'''
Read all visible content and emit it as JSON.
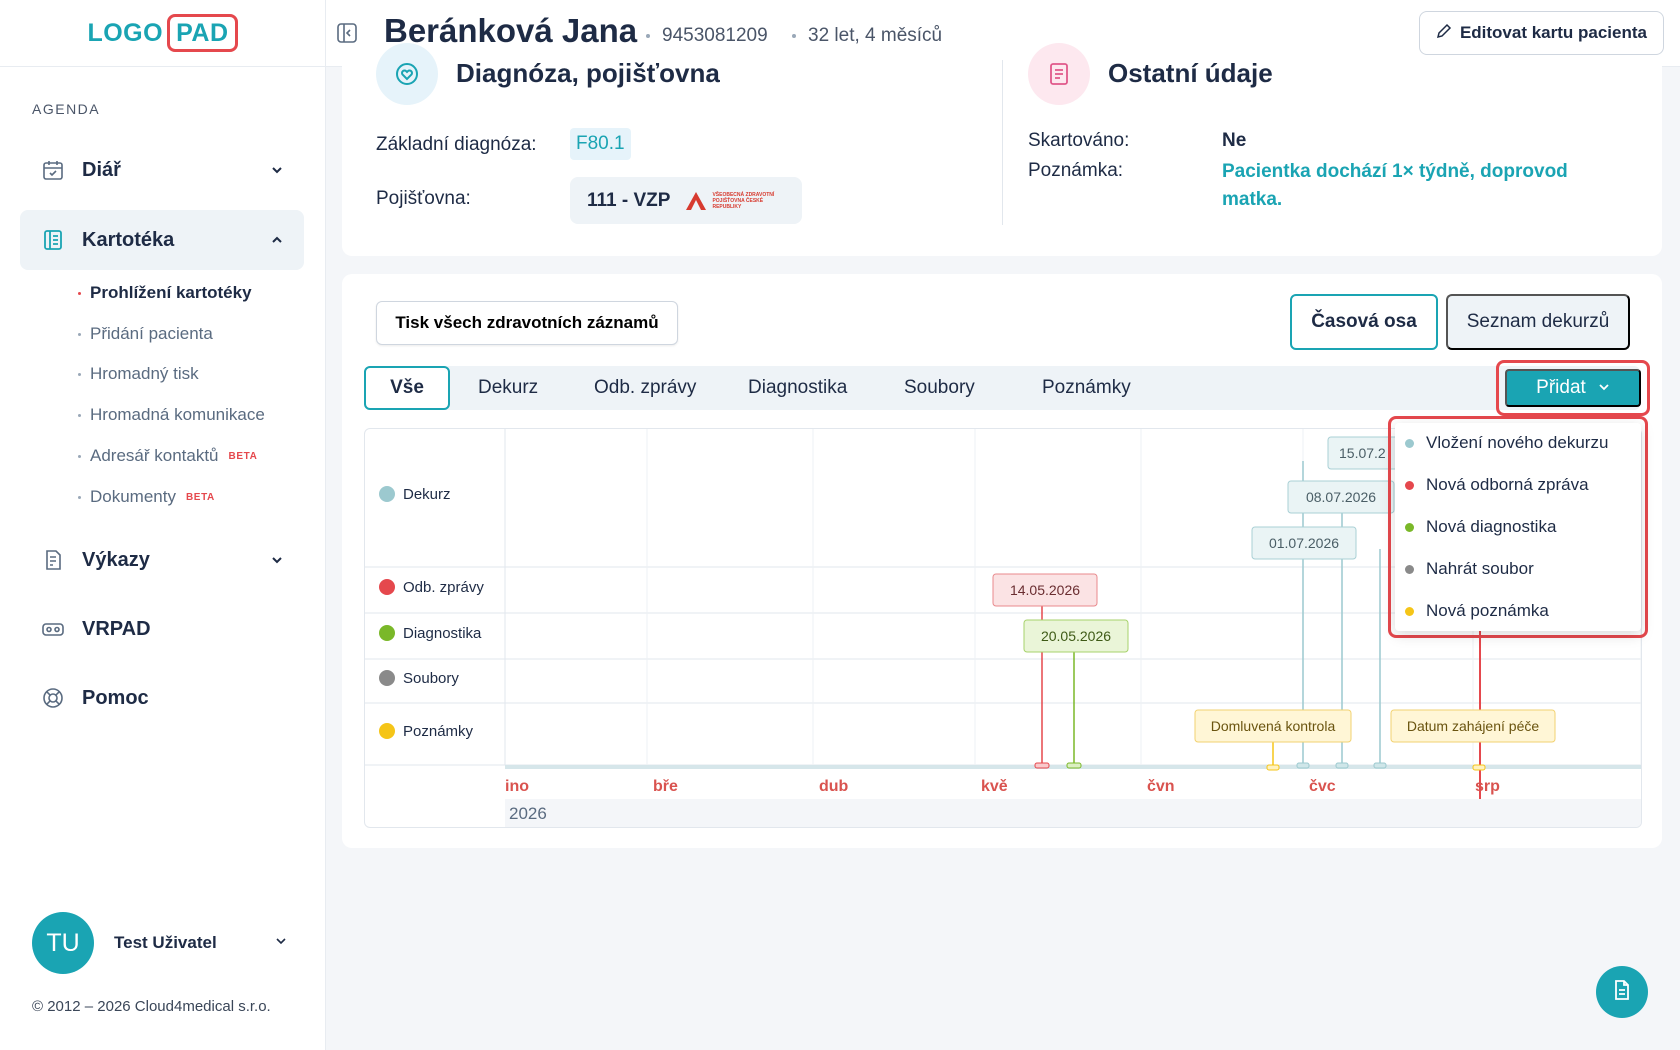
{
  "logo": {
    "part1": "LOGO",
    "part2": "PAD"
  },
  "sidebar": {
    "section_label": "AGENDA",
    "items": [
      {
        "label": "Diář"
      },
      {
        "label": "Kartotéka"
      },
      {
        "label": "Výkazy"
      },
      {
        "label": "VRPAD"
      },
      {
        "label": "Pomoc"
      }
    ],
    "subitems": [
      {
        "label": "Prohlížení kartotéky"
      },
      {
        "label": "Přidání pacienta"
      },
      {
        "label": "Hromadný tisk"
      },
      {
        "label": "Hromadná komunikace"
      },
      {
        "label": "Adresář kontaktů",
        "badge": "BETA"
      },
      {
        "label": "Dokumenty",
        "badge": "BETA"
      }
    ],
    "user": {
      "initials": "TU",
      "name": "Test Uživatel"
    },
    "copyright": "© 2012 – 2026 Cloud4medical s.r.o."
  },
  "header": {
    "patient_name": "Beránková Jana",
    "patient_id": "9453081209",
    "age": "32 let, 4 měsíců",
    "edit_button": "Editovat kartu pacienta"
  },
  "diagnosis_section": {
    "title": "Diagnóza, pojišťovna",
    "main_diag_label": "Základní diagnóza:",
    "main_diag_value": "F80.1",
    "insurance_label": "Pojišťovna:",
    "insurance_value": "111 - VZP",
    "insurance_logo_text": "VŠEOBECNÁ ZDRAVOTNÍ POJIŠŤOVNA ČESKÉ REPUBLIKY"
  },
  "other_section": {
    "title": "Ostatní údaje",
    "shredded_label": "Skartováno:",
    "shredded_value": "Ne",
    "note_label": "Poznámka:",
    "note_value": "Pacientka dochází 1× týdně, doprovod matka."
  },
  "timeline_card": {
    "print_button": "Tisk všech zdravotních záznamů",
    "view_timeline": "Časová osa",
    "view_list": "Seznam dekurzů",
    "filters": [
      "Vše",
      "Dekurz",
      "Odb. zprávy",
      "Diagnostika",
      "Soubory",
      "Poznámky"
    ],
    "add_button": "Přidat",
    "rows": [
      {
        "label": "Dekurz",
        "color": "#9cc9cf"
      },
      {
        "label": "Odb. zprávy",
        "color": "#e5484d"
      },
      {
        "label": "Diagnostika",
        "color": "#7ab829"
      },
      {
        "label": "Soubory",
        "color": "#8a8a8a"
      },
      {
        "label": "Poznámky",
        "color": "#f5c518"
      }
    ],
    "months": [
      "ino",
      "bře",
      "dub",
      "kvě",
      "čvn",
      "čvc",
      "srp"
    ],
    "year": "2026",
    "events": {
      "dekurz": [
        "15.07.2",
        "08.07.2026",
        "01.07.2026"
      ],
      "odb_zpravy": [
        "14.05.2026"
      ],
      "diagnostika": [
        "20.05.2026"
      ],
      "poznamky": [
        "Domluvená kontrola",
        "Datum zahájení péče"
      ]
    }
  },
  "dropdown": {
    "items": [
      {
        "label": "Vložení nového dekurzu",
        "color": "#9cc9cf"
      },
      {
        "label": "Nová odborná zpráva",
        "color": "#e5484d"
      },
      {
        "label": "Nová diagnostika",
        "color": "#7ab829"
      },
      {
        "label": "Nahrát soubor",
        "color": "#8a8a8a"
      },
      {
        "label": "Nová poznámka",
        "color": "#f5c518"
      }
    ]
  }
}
'''
Omit the pictures. Output every record above word for word.

Read all visible content and emit it as JSON.
{
  "logo": {
    "part1": "LOGO",
    "part2": "PAD"
  },
  "sidebar": {
    "section_label": "AGENDA",
    "items": [
      {
        "label": "Diář"
      },
      {
        "label": "Kartotéka"
      },
      {
        "label": "Výkazy"
      },
      {
        "label": "VRPAD"
      },
      {
        "label": "Pomoc"
      }
    ],
    "subitems": [
      {
        "label": "Prohlížení kartotéky"
      },
      {
        "label": "Přidání pacienta"
      },
      {
        "label": "Hromadný tisk"
      },
      {
        "label": "Hromadná komunikace"
      },
      {
        "label": "Adresář kontaktů",
        "badge": "BETA"
      },
      {
        "label": "Dokumenty",
        "badge": "BETA"
      }
    ],
    "user": {
      "initials": "TU",
      "name": "Test Uživatel"
    },
    "copyright": "© 2012 – 2026 Cloud4medical s.r.o."
  },
  "header": {
    "patient_name": "Beránková Jana",
    "patient_id": "9453081209",
    "age": "32 let, 4 měsíců",
    "edit_button": "Editovat kartu pacienta"
  },
  "diagnosis_section": {
    "title": "Diagnóza, pojišťovna",
    "main_diag_label": "Základní diagnóza:",
    "main_diag_value": "F80.1",
    "insurance_label": "Pojišťovna:",
    "insurance_value": "111 - VZP",
    "insurance_logo_text": "VŠEOBECNÁ ZDRAVOTNÍ POJIŠŤOVNA ČESKÉ REPUBLIKY"
  },
  "other_section": {
    "title": "Ostatní údaje",
    "shredded_label": "Skartováno:",
    "shredded_value": "Ne",
    "note_label": "Poznámka:",
    "note_value": "Pacientka dochází 1× týdně, doprovod matka."
  },
  "timeline_card": {
    "print_button": "Tisk všech zdravotních záznamů",
    "view_timeline": "Časová osa",
    "view_list": "Seznam dekurzů",
    "filters": [
      "Vše",
      "Dekurz",
      "Odb. zprávy",
      "Diagnostika",
      "Soubory",
      "Poznámky"
    ],
    "add_button": "Přidat",
    "rows": [
      {
        "label": "Dekurz",
        "color": "#9cc9cf"
      },
      {
        "label": "Odb. zprávy",
        "color": "#e5484d"
      },
      {
        "label": "Diagnostika",
        "color": "#7ab829"
      },
      {
        "label": "Soubory",
        "color": "#8a8a8a"
      },
      {
        "label": "Poznámky",
        "color": "#f5c518"
      }
    ],
    "months": [
      "ino",
      "bře",
      "dub",
      "kvě",
      "čvn",
      "čvc",
      "srp"
    ],
    "year": "2026",
    "events": {
      "dekurz": [
        "15.07.2",
        "08.07.2026",
        "01.07.2026"
      ],
      "odb_zpravy": [
        "14.05.2026"
      ],
      "diagnostika": [
        "20.05.2026"
      ],
      "poznamky": [
        "Domluvená kontrola",
        "Datum zahájení péče"
      ]
    }
  },
  "dropdown": {
    "items": [
      {
        "label": "Vložení nového dekurzu",
        "color": "#9cc9cf"
      },
      {
        "label": "Nová odborná zpráva",
        "color": "#e5484d"
      },
      {
        "label": "Nová diagnostika",
        "color": "#7ab829"
      },
      {
        "label": "Nahrát soubor",
        "color": "#8a8a8a"
      },
      {
        "label": "Nová poznámka",
        "color": "#f5c518"
      }
    ]
  }
}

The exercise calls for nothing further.